== Segment start ==

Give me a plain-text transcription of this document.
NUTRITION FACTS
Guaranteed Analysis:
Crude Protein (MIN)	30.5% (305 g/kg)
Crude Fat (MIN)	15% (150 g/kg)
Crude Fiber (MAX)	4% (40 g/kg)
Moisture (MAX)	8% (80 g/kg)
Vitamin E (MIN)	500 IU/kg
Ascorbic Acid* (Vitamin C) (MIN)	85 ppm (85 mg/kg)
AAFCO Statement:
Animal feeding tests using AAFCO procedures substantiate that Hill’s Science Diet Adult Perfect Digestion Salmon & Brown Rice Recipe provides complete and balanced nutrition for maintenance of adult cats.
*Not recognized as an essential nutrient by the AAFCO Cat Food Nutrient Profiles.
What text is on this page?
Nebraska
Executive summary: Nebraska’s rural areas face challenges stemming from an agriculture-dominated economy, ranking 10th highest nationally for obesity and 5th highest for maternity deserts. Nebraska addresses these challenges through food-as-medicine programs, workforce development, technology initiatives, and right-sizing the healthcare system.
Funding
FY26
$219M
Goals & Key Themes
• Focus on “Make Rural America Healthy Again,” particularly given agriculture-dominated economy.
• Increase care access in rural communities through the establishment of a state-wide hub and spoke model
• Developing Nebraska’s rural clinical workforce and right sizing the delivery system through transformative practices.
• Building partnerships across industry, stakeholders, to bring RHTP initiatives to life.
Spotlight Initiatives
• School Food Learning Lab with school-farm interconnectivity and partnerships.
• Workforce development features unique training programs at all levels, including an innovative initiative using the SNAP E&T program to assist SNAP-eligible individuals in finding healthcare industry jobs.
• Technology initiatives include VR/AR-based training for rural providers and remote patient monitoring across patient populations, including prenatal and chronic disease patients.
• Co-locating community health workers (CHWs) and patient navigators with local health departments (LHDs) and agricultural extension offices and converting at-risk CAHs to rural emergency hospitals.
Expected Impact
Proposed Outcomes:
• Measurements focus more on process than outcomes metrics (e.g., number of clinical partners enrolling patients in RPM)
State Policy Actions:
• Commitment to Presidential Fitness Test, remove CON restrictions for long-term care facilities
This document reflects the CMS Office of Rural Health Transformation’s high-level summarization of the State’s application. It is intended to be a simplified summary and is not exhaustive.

== Segment end ==

▶ [YOUR ASSIGNMENT] Write out the entire listing so that each line matches the original exactly.

▶ [RESULT OF THE EXERCISE]
Give me a plain-text transcription of this document.
NUTRITION FACTS
Guaranteed Analysis:
Crude Protein (MIN)	30.5% (305 g/kg)
Crude Fat (MIN)	15% (150 g/kg)
Crude Fiber (MAX)	4% (40 g/kg)
Moisture (MAX)	8% (80 g/kg)
Vitamin E (MIN)	500 IU/kg
Ascorbic Acid* (Vitamin C) (MIN)	85 ppm (85 mg/kg)
AAFCO Statement:
Animal feeding tests using AAFCO procedures substantiate that Hill’s Science Diet Adult Perfect Digestion Salmon & Brown Rice Recipe provides complete and balanced nutrition for maintenance of adult cats.
*Not recognized as an essential nutrient by the AAFCO Cat Food Nutrient Profiles.
What text is on this page?
Nebraska
Executive summary: Nebraska’s rural areas face challenges stemming from an agriculture-dominated economy, ranking 10th highest nationally for obesity and 5th highest for maternity deserts. Nebraska addresses these challenges through food-as-medicine programs, workforce development, technology initiatives, and right-sizing the healthcare system.
Funding
FY26
$219M
Goals & Key Themes
• Focus on “Make Rural America Healthy Again,” particularly given agriculture-dominated economy.
• Increase care access in rural communities through the establishment of a state-wide hub and spoke model
• Developing Nebraska’s rural clinical workforce and right sizing the delivery system through transformative practices.
• Building partnerships across industry, stakeholders, to bring RHTP initiatives to life.
Spotlight Initiatives
• School Food Learning Lab with school-farm interconnectivity and partnerships.
• Workforce development features unique training programs at all levels, including an innovative initiative using the SNAP E&T program to assist SNAP-eligible individuals in finding healthcare industry jobs.
• Technology initiatives include VR/AR-based training for rural providers and remote patient monitoring across patient populations, including prenatal and chronic disease patients.
• Co-locating community health workers (CHWs) and patient navigators with local health departments (LHDs) and agricultural extension offices and converting at-risk CAHs to rural emergency hospitals.
Expected Impact
Proposed Outcomes:
• Measurements focus more on process than outcomes metrics (e.g., number of clinical partners enrolling patients in RPM)
State Policy Actions:
• Commitment to Presidential Fitness Test, remove CON restrictions for long-term care facilities
This document reflects the CMS Office of Rural Health Transformation’s high-level summarization of the State’s application. It is intended to be a simplified summary and is not exhaustive.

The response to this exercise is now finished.